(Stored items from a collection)
==================================================
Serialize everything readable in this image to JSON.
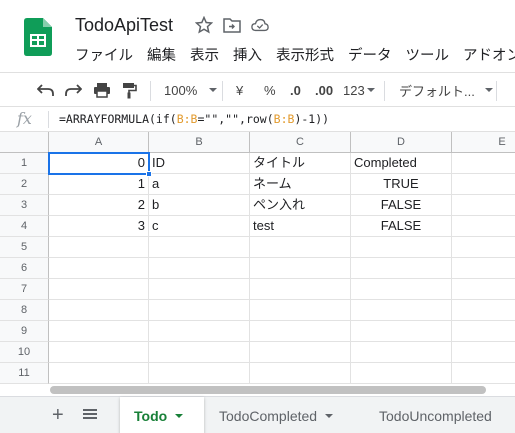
{
  "app": {
    "title": "TodoApiTest",
    "logo_icon": "google-sheets-icon",
    "title_icons": [
      "star-icon",
      "move-to-folder-icon",
      "cloud-status-icon"
    ]
  },
  "menu": [
    "ファイル",
    "編集",
    "表示",
    "挿入",
    "表示形式",
    "データ",
    "ツール",
    "アドオン"
  ],
  "toolbar": {
    "icons": [
      "undo-icon",
      "redo-icon",
      "print-icon",
      "paint-format-icon"
    ],
    "zoom": "100%",
    "currency": "¥",
    "percent": "%",
    "decrease_decimal": ".0",
    "increase_decimal": ".00",
    "more_formats": "123",
    "font": "デフォルト..."
  },
  "formula_bar": {
    "fx_label": "fx",
    "parts": [
      "=ARRAYFORMULA(if(",
      "B:B",
      "=\"\",\"\",row(",
      "B:B",
      ")-1))"
    ]
  },
  "grid": {
    "columns": [
      "A",
      "B",
      "C",
      "D",
      "E"
    ],
    "rows": [
      "1",
      "2",
      "3",
      "4",
      "5",
      "6",
      "7",
      "8",
      "9",
      "10",
      "11"
    ],
    "cells": [
      [
        "0",
        "ID",
        "タイトル",
        "Completed"
      ],
      [
        "1",
        "a",
        "ネーム",
        "TRUE"
      ],
      [
        "2",
        "b",
        "ペン入れ",
        "FALSE"
      ],
      [
        "3",
        "c",
        "test",
        "FALSE"
      ]
    ],
    "selected_cell": "A1"
  },
  "sheet_tabs": {
    "add_icon": "plus-icon",
    "list_icon": "all-sheets-icon",
    "tabs": [
      "Todo",
      "TodoCompleted",
      "TodoUncompleted"
    ],
    "active": "Todo",
    "active_color": "#188038"
  },
  "colors": {
    "brand_green": "#0f9d58",
    "selection_blue": "#1a73e8",
    "formula_ref": "#e29a2c"
  }
}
==================================================
**WRITTEN PROBLEM**
Copy the records exactly as they appear, excluding images.

**SOLUTION FOR THIS PROBLEM**
Serialize everything readable in this image to JSON.
{
  "app": {
    "title": "TodoApiTest",
    "logo_icon": "google-sheets-icon",
    "title_icons": [
      "star-icon",
      "move-to-folder-icon",
      "cloud-status-icon"
    ]
  },
  "menu": [
    "ファイル",
    "編集",
    "表示",
    "挿入",
    "表示形式",
    "データ",
    "ツール",
    "アドオン"
  ],
  "toolbar": {
    "icons": [
      "undo-icon",
      "redo-icon",
      "print-icon",
      "paint-format-icon"
    ],
    "zoom": "100%",
    "currency": "¥",
    "percent": "%",
    "decrease_decimal": ".0",
    "increase_decimal": ".00",
    "more_formats": "123",
    "font": "デフォルト..."
  },
  "formula_bar": {
    "fx_label": "fx",
    "parts": [
      "=ARRAYFORMULA(if(",
      "B:B",
      "=\"\",\"\",row(",
      "B:B",
      ")-1))"
    ]
  },
  "grid": {
    "columns": [
      "A",
      "B",
      "C",
      "D",
      "E"
    ],
    "rows": [
      "1",
      "2",
      "3",
      "4",
      "5",
      "6",
      "7",
      "8",
      "9",
      "10",
      "11"
    ],
    "cells": [
      [
        "0",
        "ID",
        "タイトル",
        "Completed"
      ],
      [
        "1",
        "a",
        "ネーム",
        "TRUE"
      ],
      [
        "2",
        "b",
        "ペン入れ",
        "FALSE"
      ],
      [
        "3",
        "c",
        "test",
        "FALSE"
      ]
    ],
    "selected_cell": "A1"
  },
  "sheet_tabs": {
    "add_icon": "plus-icon",
    "list_icon": "all-sheets-icon",
    "tabs": [
      "Todo",
      "TodoCompleted",
      "TodoUncompleted"
    ],
    "active": "Todo",
    "active_color": "#188038"
  },
  "colors": {
    "brand_green": "#0f9d58",
    "selection_blue": "#1a73e8",
    "formula_ref": "#e29a2c"
  }
}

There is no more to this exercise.